#### To be done
Set down each entry from the block beneath, exactly as written.
========
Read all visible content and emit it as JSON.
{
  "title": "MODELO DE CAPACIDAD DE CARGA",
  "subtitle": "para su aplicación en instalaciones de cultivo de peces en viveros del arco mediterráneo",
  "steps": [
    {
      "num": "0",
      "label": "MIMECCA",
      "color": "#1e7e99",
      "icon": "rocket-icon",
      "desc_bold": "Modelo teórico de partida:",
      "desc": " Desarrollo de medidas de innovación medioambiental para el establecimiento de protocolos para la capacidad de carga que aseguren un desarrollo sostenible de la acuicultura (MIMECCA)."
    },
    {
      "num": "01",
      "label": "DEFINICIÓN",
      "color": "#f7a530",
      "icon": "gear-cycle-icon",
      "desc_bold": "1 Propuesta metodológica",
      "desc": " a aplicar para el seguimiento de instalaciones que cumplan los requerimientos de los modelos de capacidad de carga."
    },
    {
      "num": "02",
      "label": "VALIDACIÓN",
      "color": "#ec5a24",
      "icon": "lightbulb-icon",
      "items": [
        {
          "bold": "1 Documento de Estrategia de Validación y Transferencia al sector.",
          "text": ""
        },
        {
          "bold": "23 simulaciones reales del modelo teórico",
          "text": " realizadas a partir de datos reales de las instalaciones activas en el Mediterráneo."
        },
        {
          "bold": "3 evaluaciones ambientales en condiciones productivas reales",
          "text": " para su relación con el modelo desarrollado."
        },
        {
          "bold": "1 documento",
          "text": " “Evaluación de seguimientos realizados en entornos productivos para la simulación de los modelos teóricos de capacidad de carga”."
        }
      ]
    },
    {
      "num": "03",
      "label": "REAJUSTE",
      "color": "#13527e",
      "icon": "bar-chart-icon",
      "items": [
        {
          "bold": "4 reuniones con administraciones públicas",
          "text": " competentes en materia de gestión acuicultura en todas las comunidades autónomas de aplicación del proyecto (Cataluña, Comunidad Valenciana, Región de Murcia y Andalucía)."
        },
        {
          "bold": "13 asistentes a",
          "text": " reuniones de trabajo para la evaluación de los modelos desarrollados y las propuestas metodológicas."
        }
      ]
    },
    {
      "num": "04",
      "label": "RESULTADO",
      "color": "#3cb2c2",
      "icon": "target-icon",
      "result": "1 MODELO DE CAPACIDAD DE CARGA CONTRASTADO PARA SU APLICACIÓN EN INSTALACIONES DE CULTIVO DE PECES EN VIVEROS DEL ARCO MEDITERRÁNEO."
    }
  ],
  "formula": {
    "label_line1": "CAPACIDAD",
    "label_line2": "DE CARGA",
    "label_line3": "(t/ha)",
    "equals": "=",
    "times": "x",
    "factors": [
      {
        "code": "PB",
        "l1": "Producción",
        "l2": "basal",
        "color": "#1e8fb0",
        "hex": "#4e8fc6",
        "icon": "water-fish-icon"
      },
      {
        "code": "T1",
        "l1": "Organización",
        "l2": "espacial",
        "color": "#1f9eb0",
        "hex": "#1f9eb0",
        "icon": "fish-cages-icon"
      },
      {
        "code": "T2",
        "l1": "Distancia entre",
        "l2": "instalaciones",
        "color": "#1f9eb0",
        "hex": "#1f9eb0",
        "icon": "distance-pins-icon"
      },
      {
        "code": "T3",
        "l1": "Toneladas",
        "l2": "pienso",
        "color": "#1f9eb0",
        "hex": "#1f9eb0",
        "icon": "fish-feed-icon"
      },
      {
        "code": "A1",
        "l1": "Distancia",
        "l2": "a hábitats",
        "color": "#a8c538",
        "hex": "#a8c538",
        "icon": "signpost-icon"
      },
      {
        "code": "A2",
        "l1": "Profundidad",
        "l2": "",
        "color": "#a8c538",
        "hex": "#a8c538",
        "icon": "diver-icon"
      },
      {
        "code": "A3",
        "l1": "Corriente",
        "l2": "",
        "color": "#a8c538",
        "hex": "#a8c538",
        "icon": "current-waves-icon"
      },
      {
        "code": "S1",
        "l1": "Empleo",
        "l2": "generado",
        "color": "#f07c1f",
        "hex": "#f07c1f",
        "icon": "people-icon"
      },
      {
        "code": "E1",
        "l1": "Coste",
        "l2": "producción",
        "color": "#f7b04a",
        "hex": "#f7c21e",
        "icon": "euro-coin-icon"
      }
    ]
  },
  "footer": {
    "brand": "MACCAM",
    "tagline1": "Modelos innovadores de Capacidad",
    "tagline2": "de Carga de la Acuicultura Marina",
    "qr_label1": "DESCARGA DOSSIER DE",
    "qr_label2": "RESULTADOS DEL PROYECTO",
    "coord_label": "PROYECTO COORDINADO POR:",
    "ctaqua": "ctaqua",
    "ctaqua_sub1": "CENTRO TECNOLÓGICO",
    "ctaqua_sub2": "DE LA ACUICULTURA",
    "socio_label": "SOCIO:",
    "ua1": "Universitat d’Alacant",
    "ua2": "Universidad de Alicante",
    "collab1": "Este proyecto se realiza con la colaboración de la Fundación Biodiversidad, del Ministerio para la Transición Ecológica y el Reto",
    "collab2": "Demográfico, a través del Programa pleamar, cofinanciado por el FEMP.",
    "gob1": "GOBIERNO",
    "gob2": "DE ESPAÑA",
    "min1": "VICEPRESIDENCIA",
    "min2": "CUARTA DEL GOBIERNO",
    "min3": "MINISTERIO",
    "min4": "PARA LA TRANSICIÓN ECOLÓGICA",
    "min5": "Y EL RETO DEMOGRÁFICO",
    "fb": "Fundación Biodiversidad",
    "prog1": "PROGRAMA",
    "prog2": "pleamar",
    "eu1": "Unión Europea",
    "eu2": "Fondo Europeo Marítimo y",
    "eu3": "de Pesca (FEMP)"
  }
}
========
#### Complete output
Read all visible content and emit it as JSON.
{
  "title": "MODELO DE CAPACIDAD DE CARGA",
  "subtitle": "para su aplicación en instalaciones de cultivo de peces en viveros del arco mediterráneo",
  "steps": [
    {
      "num": "0",
      "label": "MIMECCA",
      "color": "#1e7e99",
      "icon": "rocket-icon",
      "desc_bold": "Modelo teórico de partida:",
      "desc": " Desarrollo de medidas de innovación medioambiental para el establecimiento de protocolos para la capacidad de carga que aseguren un desarrollo sostenible de la acuicultura (MIMECCA)."
    },
    {
      "num": "01",
      "label": "DEFINICIÓN",
      "color": "#f7a530",
      "icon": "gear-cycle-icon",
      "desc_bold": "1 Propuesta metodológica",
      "desc": " a aplicar para el seguimiento de instalaciones que cumplan los requerimientos de los modelos de capacidad de carga."
    },
    {
      "num": "02",
      "label": "VALIDACIÓN",
      "color": "#ec5a24",
      "icon": "lightbulb-icon",
      "items": [
        {
          "bold": "1 Documento de Estrategia de Validación y Transferencia al sector.",
          "text": ""
        },
        {
          "bold": "23 simulaciones reales del modelo teórico",
          "text": " realizadas a partir de datos reales de las instalaciones activas en el Mediterráneo."
        },
        {
          "bold": "3 evaluaciones ambientales en condiciones productivas reales",
          "text": " para su relación con el modelo desarrollado."
        },
        {
          "bold": "1 documento",
          "text": " “Evaluación de seguimientos realizados en entornos productivos para la simulación de los modelos teóricos de capacidad de carga”."
        }
      ]
    },
    {
      "num": "03",
      "label": "REAJUSTE",
      "color": "#13527e",
      "icon": "bar-chart-icon",
      "items": [
        {
          "bold": "4 reuniones con administraciones públicas",
          "text": " competentes en materia de gestión acuicultura en todas las comunidades autónomas de aplicación del proyecto (Cataluña, Comunidad Valenciana, Región de Murcia y Andalucía)."
        },
        {
          "bold": "13 asistentes a",
          "text": " reuniones de trabajo para la evaluación de los modelos desarrollados y las propuestas metodológicas."
        }
      ]
    },
    {
      "num": "04",
      "label": "RESULTADO",
      "color": "#3cb2c2",
      "icon": "target-icon",
      "result": "1 MODELO DE CAPACIDAD DE CARGA CONTRASTADO PARA SU APLICACIÓN EN INSTALACIONES DE CULTIVO DE PECES EN VIVEROS DEL ARCO MEDITERRÁNEO."
    }
  ],
  "formula": {
    "label_line1": "CAPACIDAD",
    "label_line2": "DE CARGA",
    "label_line3": "(t/ha)",
    "equals": "=",
    "times": "x",
    "factors": [
      {
        "code": "PB",
        "l1": "Producción",
        "l2": "basal",
        "color": "#1e8fb0",
        "hex": "#4e8fc6",
        "icon": "water-fish-icon"
      },
      {
        "code": "T1",
        "l1": "Organización",
        "l2": "espacial",
        "color": "#1f9eb0",
        "hex": "#1f9eb0",
        "icon": "fish-cages-icon"
      },
      {
        "code": "T2",
        "l1": "Distancia entre",
        "l2": "instalaciones",
        "color": "#1f9eb0",
        "hex": "#1f9eb0",
        "icon": "distance-pins-icon"
      },
      {
        "code": "T3",
        "l1": "Toneladas",
        "l2": "pienso",
        "color": "#1f9eb0",
        "hex": "#1f9eb0",
        "icon": "fish-feed-icon"
      },
      {
        "code": "A1",
        "l1": "Distancia",
        "l2": "a hábitats",
        "color": "#a8c538",
        "hex": "#a8c538",
        "icon": "signpost-icon"
      },
      {
        "code": "A2",
        "l1": "Profundidad",
        "l2": "",
        "color": "#a8c538",
        "hex": "#a8c538",
        "icon": "diver-icon"
      },
      {
        "code": "A3",
        "l1": "Corriente",
        "l2": "",
        "color": "#a8c538",
        "hex": "#a8c538",
        "icon": "current-waves-icon"
      },
      {
        "code": "S1",
        "l1": "Empleo",
        "l2": "generado",
        "color": "#f07c1f",
        "hex": "#f07c1f",
        "icon": "people-icon"
      },
      {
        "code": "E1",
        "l1": "Coste",
        "l2": "producción",
        "color": "#f7b04a",
        "hex": "#f7c21e",
        "icon": "euro-coin-icon"
      }
    ]
  },
  "footer": {
    "brand": "MACCAM",
    "tagline1": "Modelos innovadores de Capacidad",
    "tagline2": "de Carga de la Acuicultura Marina",
    "qr_label1": "DESCARGA DOSSIER DE",
    "qr_label2": "RESULTADOS DEL PROYECTO",
    "coord_label": "PROYECTO COORDINADO POR:",
    "ctaqua": "ctaqua",
    "ctaqua_sub1": "CENTRO TECNOLÓGICO",
    "ctaqua_sub2": "DE LA ACUICULTURA",
    "socio_label": "SOCIO:",
    "ua1": "Universitat d’Alacant",
    "ua2": "Universidad de Alicante",
    "collab1": "Este proyecto se realiza con la colaboración de la Fundación Biodiversidad, del Ministerio para la Transición Ecológica y el Reto",
    "collab2": "Demográfico, a través del Programa pleamar, cofinanciado por el FEMP.",
    "gob1": "GOBIERNO",
    "gob2": "DE ESPAÑA",
    "min1": "VICEPRESIDENCIA",
    "min2": "CUARTA DEL GOBIERNO",
    "min3": "MINISTERIO",
    "min4": "PARA LA TRANSICIÓN ECOLÓGICA",
    "min5": "Y EL RETO DEMOGRÁFICO",
    "fb": "Fundación Biodiversidad",
    "prog1": "PROGRAMA",
    "prog2": "pleamar",
    "eu1": "Unión Europea",
    "eu2": "Fondo Europeo Marítimo y",
    "eu3": "de Pesca (FEMP)"
  }
}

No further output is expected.